» **TASK DIRECTIONS**:
Across the listing below, count the lines that mention the string "rgba". Reply with the figure only.

» **PROVIDED RECORDS**:

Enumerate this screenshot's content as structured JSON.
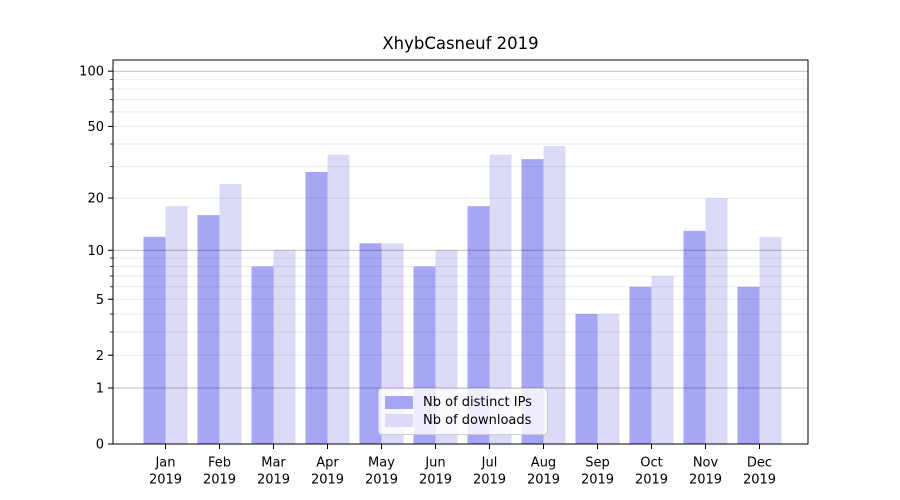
{
  "chart_data": {
    "type": "bar",
    "title": "XhybCasneuf 2019",
    "categories": [
      "Jan",
      "Feb",
      "Mar",
      "Apr",
      "May",
      "Jun",
      "Jul",
      "Aug",
      "Sep",
      "Oct",
      "Nov",
      "Dec"
    ],
    "year_label": "2019",
    "series": [
      {
        "name": "Nb of distinct IPs",
        "color": "#a6a6f4",
        "values": [
          12,
          16,
          8,
          28,
          11,
          8,
          18,
          33,
          4,
          6,
          13,
          6
        ]
      },
      {
        "name": "Nb of downloads",
        "color": "#dbdbf8",
        "values": [
          18,
          24,
          10,
          35,
          11,
          10,
          35,
          39,
          4,
          7,
          20,
          12
        ]
      }
    ],
    "y_axis": {
      "scale": "log1p",
      "labeled_ticks": [
        0,
        1,
        2,
        5,
        10,
        20,
        50,
        100
      ],
      "major_gridlines": [
        1,
        10,
        100
      ],
      "minor_gridlines": [
        2,
        3,
        4,
        5,
        6,
        7,
        8,
        9,
        20,
        30,
        40,
        50,
        60,
        70,
        80,
        90
      ],
      "top_value": 115
    },
    "grid": true,
    "legend_position": "lower-center",
    "colors": {
      "axis": "#000000",
      "major_grid": "rgba(0,0,0,0.25)",
      "minor_grid": "rgba(0,0,0,0.08)",
      "text": "#000000"
    }
  }
}
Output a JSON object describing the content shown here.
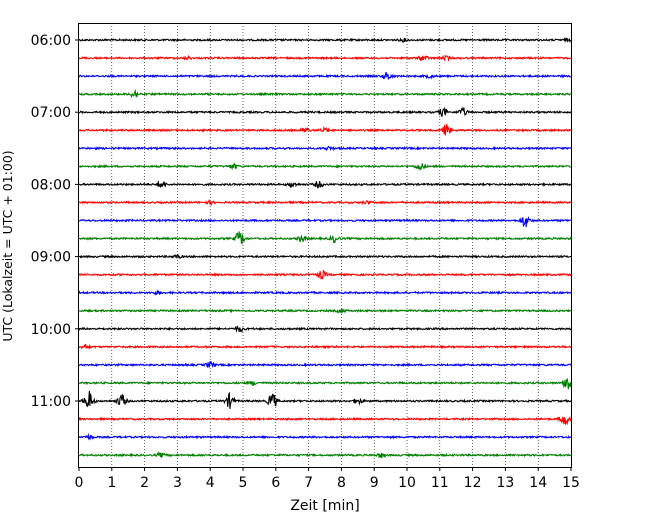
{
  "chart_data": {
    "type": "line",
    "title": "",
    "xlabel": "Zeit  [min]",
    "ylabel": "UTC (Lokalzeit = UTC + 01:00)",
    "xlim": [
      0,
      15
    ],
    "x_ticks": [
      "0",
      "1",
      "2",
      "3",
      "4",
      "5",
      "6",
      "7",
      "8",
      "9",
      "10",
      "11",
      "12",
      "13",
      "14",
      "15"
    ],
    "x_grid": "dotted",
    "y_tick_labels": [
      "06:00",
      "07:00",
      "08:00",
      "09:00",
      "10:00",
      "11:00"
    ],
    "trace_interval_min": 15,
    "trace_colors": [
      "#000000",
      "#ff0000",
      "#0000ff",
      "#008000"
    ],
    "traces": [
      {
        "start": "05:45",
        "color": "#000000",
        "events": [
          {
            "t": 9.9,
            "amp": 0.15
          },
          {
            "t": 14.9,
            "amp": 0.1
          }
        ]
      },
      {
        "start": "06:00",
        "color": "#ff0000",
        "events": [
          {
            "t": 3.3,
            "amp": 0.15
          },
          {
            "t": 10.5,
            "amp": 0.3
          },
          {
            "t": 11.2,
            "amp": 0.2
          }
        ]
      },
      {
        "start": "06:15",
        "color": "#0000ff",
        "events": [
          {
            "t": 9.4,
            "amp": 0.4
          },
          {
            "t": 10.7,
            "amp": 0.15
          }
        ]
      },
      {
        "start": "06:30",
        "color": "#008000",
        "events": [
          {
            "t": 1.7,
            "amp": 0.45
          }
        ]
      },
      {
        "start": "06:45",
        "color": "#000000",
        "events": [
          {
            "t": 11.1,
            "amp": 0.45
          },
          {
            "t": 11.7,
            "amp": 0.45
          }
        ]
      },
      {
        "start": "07:00",
        "color": "#ff0000",
        "events": [
          {
            "t": 6.9,
            "amp": 0.25
          },
          {
            "t": 7.5,
            "amp": 0.2
          },
          {
            "t": 11.2,
            "amp": 0.6
          }
        ]
      },
      {
        "start": "07:15",
        "color": "#0000ff",
        "events": [
          {
            "t": 7.6,
            "amp": 0.15
          }
        ]
      },
      {
        "start": "07:30",
        "color": "#008000",
        "events": [
          {
            "t": 4.7,
            "amp": 0.25
          },
          {
            "t": 10.4,
            "amp": 0.4
          }
        ]
      },
      {
        "start": "07:45",
        "color": "#000000",
        "events": [
          {
            "t": 2.5,
            "amp": 0.3
          },
          {
            "t": 6.5,
            "amp": 0.25
          },
          {
            "t": 7.3,
            "amp": 0.35
          }
        ]
      },
      {
        "start": "08:00",
        "color": "#ff0000",
        "events": [
          {
            "t": 4.0,
            "amp": 0.15
          },
          {
            "t": 8.8,
            "amp": 0.15
          }
        ]
      },
      {
        "start": "08:15",
        "color": "#0000ff",
        "events": [
          {
            "t": 13.6,
            "amp": 0.7
          }
        ]
      },
      {
        "start": "08:30",
        "color": "#008000",
        "events": [
          {
            "t": 4.9,
            "amp": 0.8
          },
          {
            "t": 6.8,
            "amp": 0.35
          },
          {
            "t": 7.8,
            "amp": 0.4
          }
        ]
      },
      {
        "start": "08:45",
        "color": "#000000",
        "events": [
          {
            "t": 3.0,
            "amp": 0.15
          }
        ]
      },
      {
        "start": "09:00",
        "color": "#ff0000",
        "events": [
          {
            "t": 7.4,
            "amp": 0.45
          }
        ]
      },
      {
        "start": "09:15",
        "color": "#0000ff",
        "events": [
          {
            "t": 2.4,
            "amp": 0.15
          }
        ]
      },
      {
        "start": "09:30",
        "color": "#008000",
        "events": [
          {
            "t": 8.0,
            "amp": 0.2
          }
        ]
      },
      {
        "start": "09:45",
        "color": "#000000",
        "events": [
          {
            "t": 4.9,
            "amp": 0.3
          }
        ]
      },
      {
        "start": "10:00",
        "color": "#ff0000",
        "events": [
          {
            "t": 0.2,
            "amp": 0.2
          }
        ]
      },
      {
        "start": "10:15",
        "color": "#0000ff",
        "events": [
          {
            "t": 4.0,
            "amp": 0.35
          }
        ]
      },
      {
        "start": "10:30",
        "color": "#008000",
        "events": [
          {
            "t": 5.3,
            "amp": 0.2
          },
          {
            "t": 14.9,
            "amp": 0.9
          }
        ]
      },
      {
        "start": "10:45",
        "color": "#000000",
        "events": [
          {
            "t": 0.3,
            "amp": 1.1
          },
          {
            "t": 1.3,
            "amp": 0.7
          },
          {
            "t": 4.6,
            "amp": 0.8
          },
          {
            "t": 5.9,
            "amp": 0.9
          },
          {
            "t": 8.5,
            "amp": 0.3
          }
        ]
      },
      {
        "start": "11:00",
        "color": "#ff0000",
        "events": [
          {
            "t": 14.8,
            "amp": 0.7
          }
        ]
      },
      {
        "start": "11:15",
        "color": "#0000ff",
        "events": [
          {
            "t": 0.3,
            "amp": 0.2
          }
        ]
      },
      {
        "start": "11:30",
        "color": "#008000",
        "events": [
          {
            "t": 2.5,
            "amp": 0.2
          },
          {
            "t": 9.2,
            "amp": 0.25
          }
        ]
      }
    ]
  }
}
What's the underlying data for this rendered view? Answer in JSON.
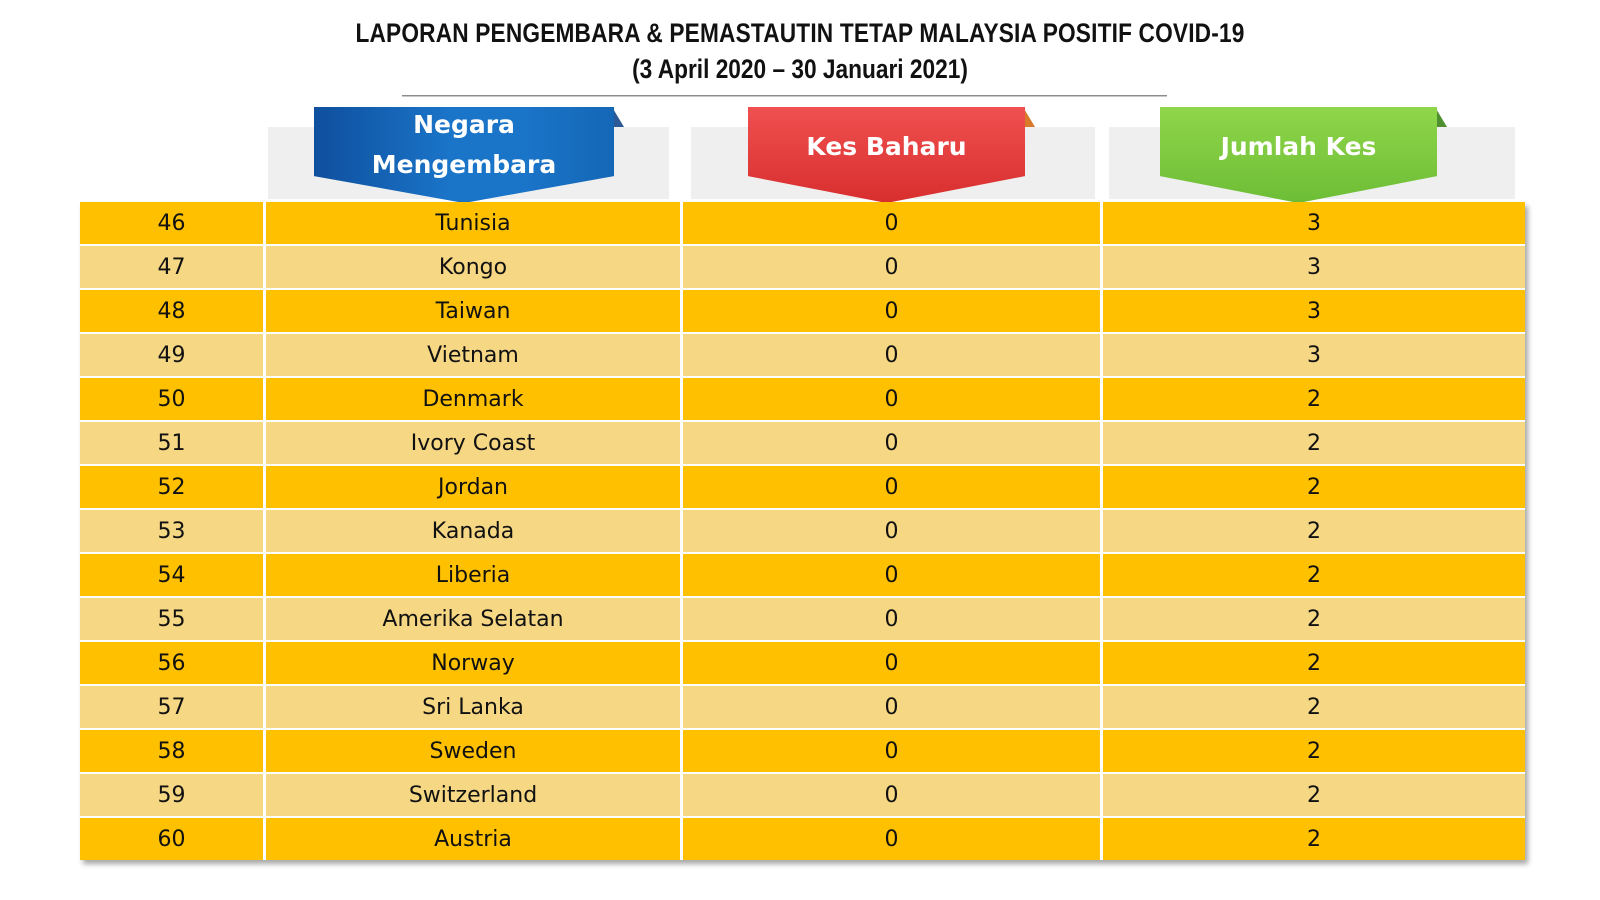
{
  "report": {
    "title": "LAPORAN PENGEMBARA & PEMASTAUTIN TETAP MALAYSIA POSITIF COVID-19",
    "subtitle": "(3 April 2020 –  30 Januari 2021)"
  },
  "headers": {
    "negara_line1": "Negara",
    "negara_line2": "Mengembara",
    "kes_baharu": "Kes Baharu",
    "jumlah_kes": "Jumlah Kes"
  },
  "colors": {
    "row_dark": "#ffc000",
    "row_light": "#f5d784",
    "header_blue": "#1a74c8",
    "header_red": "#e03a3a",
    "header_green": "#7dc93e"
  },
  "rows": [
    {
      "no": "46",
      "country": "Tunisia",
      "new_cases": "0",
      "total_cases": "3"
    },
    {
      "no": "47",
      "country": "Kongo",
      "new_cases": "0",
      "total_cases": "3"
    },
    {
      "no": "48",
      "country": "Taiwan",
      "new_cases": "0",
      "total_cases": "3"
    },
    {
      "no": "49",
      "country": "Vietnam",
      "new_cases": "0",
      "total_cases": "3"
    },
    {
      "no": "50",
      "country": "Denmark",
      "new_cases": "0",
      "total_cases": "2"
    },
    {
      "no": "51",
      "country": "Ivory Coast",
      "new_cases": "0",
      "total_cases": "2"
    },
    {
      "no": "52",
      "country": "Jordan",
      "new_cases": "0",
      "total_cases": "2"
    },
    {
      "no": "53",
      "country": "Kanada",
      "new_cases": "0",
      "total_cases": "2"
    },
    {
      "no": "54",
      "country": "Liberia",
      "new_cases": "0",
      "total_cases": "2"
    },
    {
      "no": "55",
      "country": "Amerika Selatan",
      "new_cases": "0",
      "total_cases": "2"
    },
    {
      "no": "56",
      "country": "Norway",
      "new_cases": "0",
      "total_cases": "2"
    },
    {
      "no": "57",
      "country": "Sri Lanka",
      "new_cases": "0",
      "total_cases": "2"
    },
    {
      "no": "58",
      "country": "Sweden",
      "new_cases": "0",
      "total_cases": "2"
    },
    {
      "no": "59",
      "country": "Switzerland",
      "new_cases": "0",
      "total_cases": "2"
    },
    {
      "no": "60",
      "country": "Austria",
      "new_cases": "0",
      "total_cases": "2"
    }
  ]
}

» **SOLVED EXERCISE**:
2